Which lines have the string "JSON"? Copy all of them from the entries below.

* Dataset records *
==============================

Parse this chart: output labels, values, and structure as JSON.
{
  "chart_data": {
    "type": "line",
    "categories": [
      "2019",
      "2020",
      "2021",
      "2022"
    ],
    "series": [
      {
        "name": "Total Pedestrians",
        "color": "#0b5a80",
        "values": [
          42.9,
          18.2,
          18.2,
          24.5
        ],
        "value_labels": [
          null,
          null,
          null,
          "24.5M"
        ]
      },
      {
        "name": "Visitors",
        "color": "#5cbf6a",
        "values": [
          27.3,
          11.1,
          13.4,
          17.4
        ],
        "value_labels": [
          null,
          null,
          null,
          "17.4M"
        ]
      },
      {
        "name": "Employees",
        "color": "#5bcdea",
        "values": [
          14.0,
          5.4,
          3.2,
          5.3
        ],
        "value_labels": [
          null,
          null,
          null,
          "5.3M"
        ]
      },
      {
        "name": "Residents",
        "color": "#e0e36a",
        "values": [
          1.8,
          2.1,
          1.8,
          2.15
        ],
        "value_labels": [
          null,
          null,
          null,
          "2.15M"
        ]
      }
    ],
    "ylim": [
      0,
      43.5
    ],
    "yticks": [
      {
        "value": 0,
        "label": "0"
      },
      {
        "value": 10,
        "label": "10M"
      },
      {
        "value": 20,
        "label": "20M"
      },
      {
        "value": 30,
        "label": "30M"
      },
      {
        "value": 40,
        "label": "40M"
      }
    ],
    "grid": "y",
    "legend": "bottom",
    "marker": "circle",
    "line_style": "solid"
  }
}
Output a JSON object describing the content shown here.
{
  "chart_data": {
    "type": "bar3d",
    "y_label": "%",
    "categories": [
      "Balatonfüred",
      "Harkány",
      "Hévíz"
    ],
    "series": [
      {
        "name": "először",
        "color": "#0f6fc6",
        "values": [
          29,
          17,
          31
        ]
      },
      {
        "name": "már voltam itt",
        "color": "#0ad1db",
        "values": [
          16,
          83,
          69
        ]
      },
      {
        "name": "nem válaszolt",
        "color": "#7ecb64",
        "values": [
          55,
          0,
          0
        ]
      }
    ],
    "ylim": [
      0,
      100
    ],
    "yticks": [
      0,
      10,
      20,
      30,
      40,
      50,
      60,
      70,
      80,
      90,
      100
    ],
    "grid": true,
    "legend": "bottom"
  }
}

==============================

* Final result *
Parse this chart: output labels, values, and structure as JSON.
Output a JSON object describing the content shown here.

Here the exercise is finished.